▶ [YOUR GOAL]:
Copy each line of the data below exactly, leaving out pictures.

▶ [DATA PROVIDED]:
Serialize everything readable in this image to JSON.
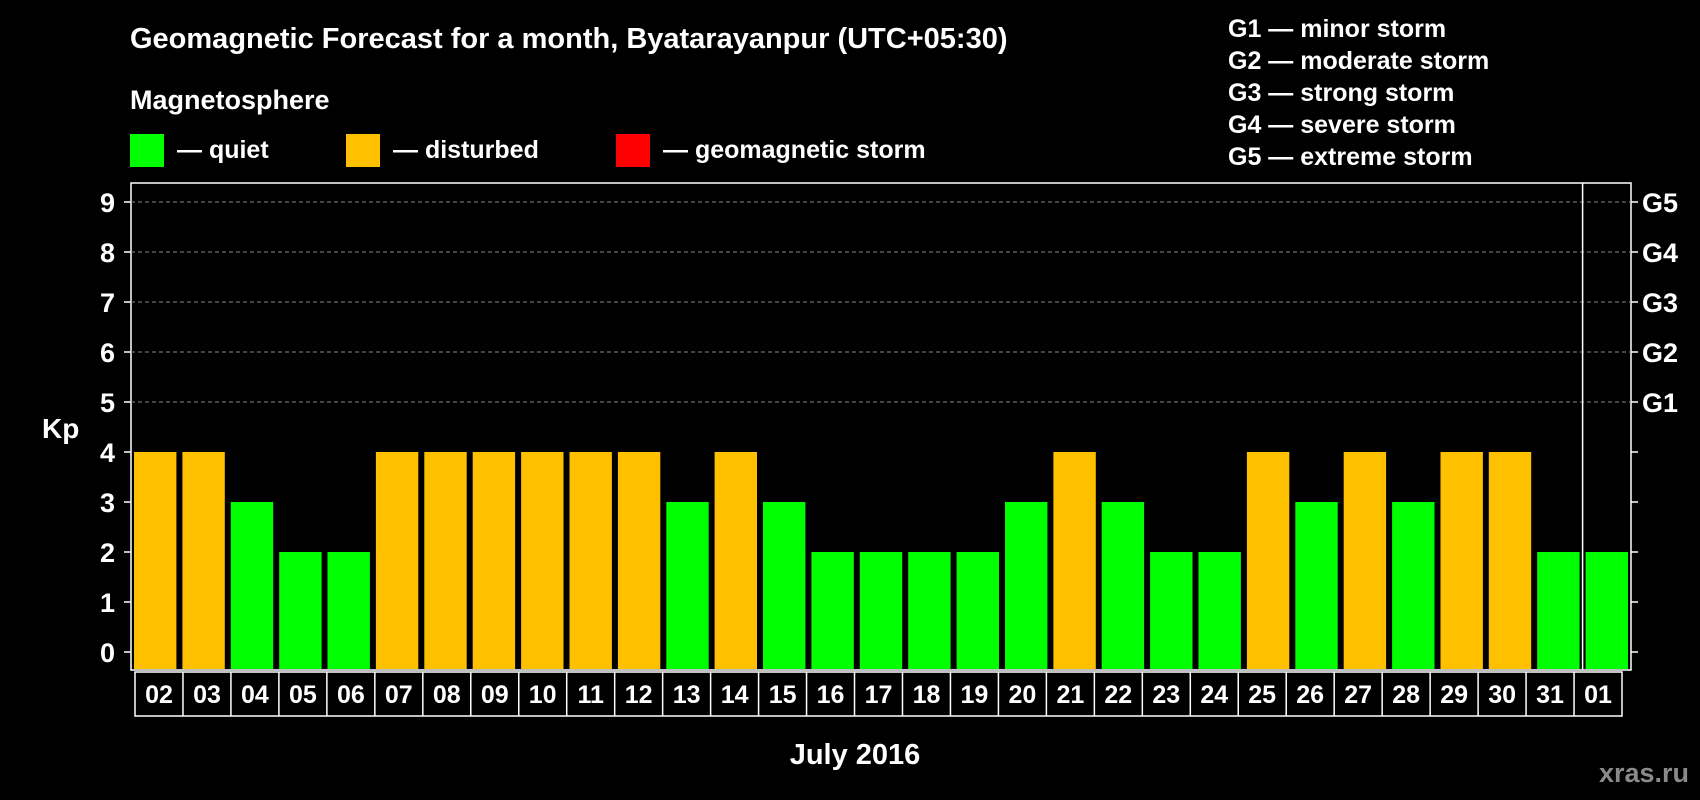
{
  "chart_data": {
    "type": "bar",
    "title": "Geomagnetic Forecast for a month, Byatarayanpur (UTC+05:30)",
    "subtitle": "Magnetosphere",
    "legend": [
      {
        "label": "— quiet",
        "color": "#00ff00"
      },
      {
        "label": "— disturbed",
        "color": "#ffc000"
      },
      {
        "label": "— geomagnetic storm",
        "color": "#ff0000"
      }
    ],
    "storm_scale": [
      "G1 — minor storm",
      "G2 — moderate storm",
      "G3 — strong storm",
      "G4 — severe storm",
      "G5 — extreme storm"
    ],
    "ylabel": "Kp",
    "xlabel": "July 2016",
    "ylim": [
      0,
      9
    ],
    "yticks": [
      0,
      1,
      2,
      3,
      4,
      5,
      6,
      7,
      8,
      9
    ],
    "right_axis_labels": [
      {
        "kp": 5,
        "label": "G1"
      },
      {
        "kp": 6,
        "label": "G2"
      },
      {
        "kp": 7,
        "label": "G3"
      },
      {
        "kp": 8,
        "label": "G4"
      },
      {
        "kp": 9,
        "label": "G5"
      }
    ],
    "grid": "dashed horizontal at Kp 5-9",
    "categories": [
      "02",
      "03",
      "04",
      "05",
      "06",
      "07",
      "08",
      "09",
      "10",
      "11",
      "12",
      "13",
      "14",
      "15",
      "16",
      "17",
      "18",
      "19",
      "20",
      "21",
      "22",
      "23",
      "24",
      "25",
      "26",
      "27",
      "28",
      "29",
      "30",
      "31",
      "01"
    ],
    "values": [
      4,
      4,
      3,
      2,
      2,
      4,
      4,
      4,
      4,
      4,
      4,
      3,
      4,
      3,
      2,
      2,
      2,
      2,
      3,
      4,
      3,
      2,
      2,
      4,
      3,
      4,
      3,
      4,
      4,
      2,
      2
    ],
    "month_divider_after": "31",
    "colors": {
      "quiet": "#00ff00",
      "disturbed": "#ffc000",
      "storm": "#ff0000",
      "background": "#000000",
      "axis": "#ffffff",
      "grid": "#888888"
    }
  },
  "watermark": "xras.ru"
}
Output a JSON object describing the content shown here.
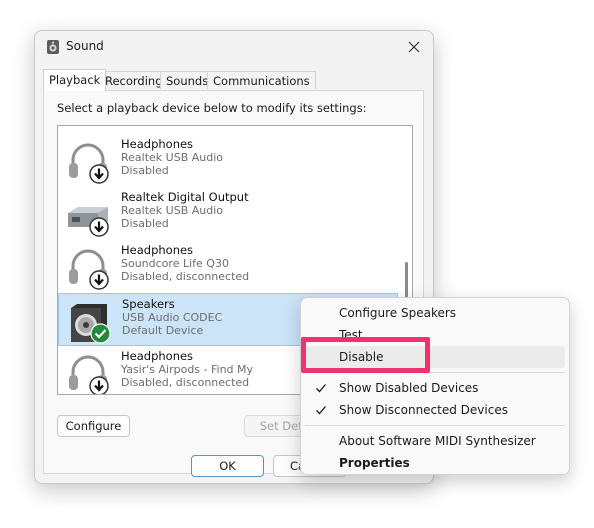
{
  "window": {
    "title": "Sound",
    "title_icon": "speaker-icon",
    "close_icon": "close-icon"
  },
  "tabs": [
    {
      "label": "Playback",
      "active": true
    },
    {
      "label": "Recording",
      "active": false
    },
    {
      "label": "Sounds",
      "active": false
    },
    {
      "label": "Communications",
      "active": false
    }
  ],
  "instruction": "Select a playback device below to modify its settings:",
  "devices": [
    {
      "name": "Headphones",
      "sub": "Realtek USB Audio",
      "status": "Disabled",
      "icon": "headphones-icon",
      "badge": "down-arrow-icon",
      "selected": false
    },
    {
      "name": "Realtek Digital Output",
      "sub": "Realtek USB Audio",
      "status": "Disabled",
      "icon": "digital-output-icon",
      "badge": "down-arrow-icon",
      "selected": false
    },
    {
      "name": "Headphones",
      "sub": "Soundcore Life Q30",
      "status": "Disabled, disconnected",
      "icon": "headphones-icon",
      "badge": "down-arrow-icon",
      "selected": false
    },
    {
      "name": "Speakers",
      "sub": "USB Audio CODEC",
      "status": "Default Device",
      "icon": "speaker-icon",
      "badge": "check-icon",
      "selected": true
    },
    {
      "name": "Headphones",
      "sub": "Yasir's Airpods - Find My",
      "status": "Disabled, disconnected",
      "icon": "headphones-icon",
      "badge": "down-arrow-icon",
      "selected": false
    }
  ],
  "buttons": {
    "configure": "Configure",
    "set_default": "Set Default",
    "ok": "OK",
    "cancel": "Cancel"
  },
  "context_menu": {
    "items": [
      {
        "label": "Configure Speakers",
        "checked": false,
        "bold": false,
        "hover": false
      },
      {
        "label": "Test",
        "checked": false,
        "bold": false,
        "hover": false
      },
      {
        "label": "Disable",
        "checked": false,
        "bold": false,
        "hover": true
      },
      {
        "label": "Show Disabled Devices",
        "checked": true,
        "bold": false,
        "hover": false
      },
      {
        "label": "Show Disconnected Devices",
        "checked": true,
        "bold": false,
        "hover": false
      },
      {
        "label": "About Software MIDI Synthesizer",
        "checked": false,
        "bold": false,
        "hover": false
      },
      {
        "label": "Properties",
        "checked": false,
        "bold": true,
        "hover": false
      }
    ]
  },
  "colors": {
    "highlight": "#f0336e",
    "selection": "#cce4f7",
    "accent": "#1e8a3a"
  }
}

▶ [RESPONSE TO THIS EXERCISE]:
Serialize everything readable in this image to JSON.
{
  "chart_data": {
    "type": "bar",
    "title": "Geomagnetic Forecast for a month, Byatarayanpur (UTC+05:30)",
    "subtitle": "Magnetosphere",
    "legend": [
      {
        "label": "— quiet",
        "color": "#00ff00"
      },
      {
        "label": "— disturbed",
        "color": "#ffc000"
      },
      {
        "label": "— geomagnetic storm",
        "color": "#ff0000"
      }
    ],
    "storm_scale": [
      "G1 — minor storm",
      "G2 — moderate storm",
      "G3 — strong storm",
      "G4 — severe storm",
      "G5 — extreme storm"
    ],
    "ylabel": "Kp",
    "xlabel": "July 2016",
    "ylim": [
      0,
      9
    ],
    "yticks": [
      0,
      1,
      2,
      3,
      4,
      5,
      6,
      7,
      8,
      9
    ],
    "right_axis_labels": [
      {
        "kp": 5,
        "label": "G1"
      },
      {
        "kp": 6,
        "label": "G2"
      },
      {
        "kp": 7,
        "label": "G3"
      },
      {
        "kp": 8,
        "label": "G4"
      },
      {
        "kp": 9,
        "label": "G5"
      }
    ],
    "grid": "dashed horizontal at Kp 5-9",
    "categories": [
      "02",
      "03",
      "04",
      "05",
      "06",
      "07",
      "08",
      "09",
      "10",
      "11",
      "12",
      "13",
      "14",
      "15",
      "16",
      "17",
      "18",
      "19",
      "20",
      "21",
      "22",
      "23",
      "24",
      "25",
      "26",
      "27",
      "28",
      "29",
      "30",
      "31",
      "01"
    ],
    "values": [
      4,
      4,
      3,
      2,
      2,
      4,
      4,
      4,
      4,
      4,
      4,
      3,
      4,
      3,
      2,
      2,
      2,
      2,
      3,
      4,
      3,
      2,
      2,
      4,
      3,
      4,
      3,
      4,
      4,
      2,
      2
    ],
    "month_divider_after": "31",
    "colors": {
      "quiet": "#00ff00",
      "disturbed": "#ffc000",
      "storm": "#ff0000",
      "background": "#000000",
      "axis": "#ffffff",
      "grid": "#888888"
    }
  },
  "watermark": "xras.ru"
}
Output a JSON object describing the content shown here.
{
  "window": {
    "title": "Sound",
    "title_icon": "speaker-icon",
    "close_icon": "close-icon"
  },
  "tabs": [
    {
      "label": "Playback",
      "active": true
    },
    {
      "label": "Recording",
      "active": false
    },
    {
      "label": "Sounds",
      "active": false
    },
    {
      "label": "Communications",
      "active": false
    }
  ],
  "instruction": "Select a playback device below to modify its settings:",
  "devices": [
    {
      "name": "Headphones",
      "sub": "Realtek USB Audio",
      "status": "Disabled",
      "icon": "headphones-icon",
      "badge": "down-arrow-icon",
      "selected": false
    },
    {
      "name": "Realtek Digital Output",
      "sub": "Realtek USB Audio",
      "status": "Disabled",
      "icon": "digital-output-icon",
      "badge": "down-arrow-icon",
      "selected": false
    },
    {
      "name": "Headphones",
      "sub": "Soundcore Life Q30",
      "status": "Disabled, disconnected",
      "icon": "headphones-icon",
      "badge": "down-arrow-icon",
      "selected": false
    },
    {
      "name": "Speakers",
      "sub": "USB Audio CODEC",
      "status": "Default Device",
      "icon": "speaker-icon",
      "badge": "check-icon",
      "selected": true
    },
    {
      "name": "Headphones",
      "sub": "Yasir's Airpods - Find My",
      "status": "Disabled, disconnected",
      "icon": "headphones-icon",
      "badge": "down-arrow-icon",
      "selected": false
    }
  ],
  "buttons": {
    "configure": "Configure",
    "set_default": "Set Default",
    "ok": "OK",
    "cancel": "Cancel"
  },
  "context_menu": {
    "items": [
      {
        "label": "Configure Speakers",
        "checked": false,
        "bold": false,
        "hover": false
      },
      {
        "label": "Test",
        "checked": false,
        "bold": false,
        "hover": false
      },
      {
        "label": "Disable",
        "checked": false,
        "bold": false,
        "hover": true
      },
      {
        "label": "Show Disabled Devices",
        "checked": true,
        "bold": false,
        "hover": false
      },
      {
        "label": "Show Disconnected Devices",
        "checked": true,
        "bold": false,
        "hover": false
      },
      {
        "label": "About Software MIDI Synthesizer",
        "checked": false,
        "bold": false,
        "hover": false
      },
      {
        "label": "Properties",
        "checked": false,
        "bold": true,
        "hover": false
      }
    ]
  },
  "colors": {
    "highlight": "#f0336e",
    "selection": "#cce4f7",
    "accent": "#1e8a3a"
  }
}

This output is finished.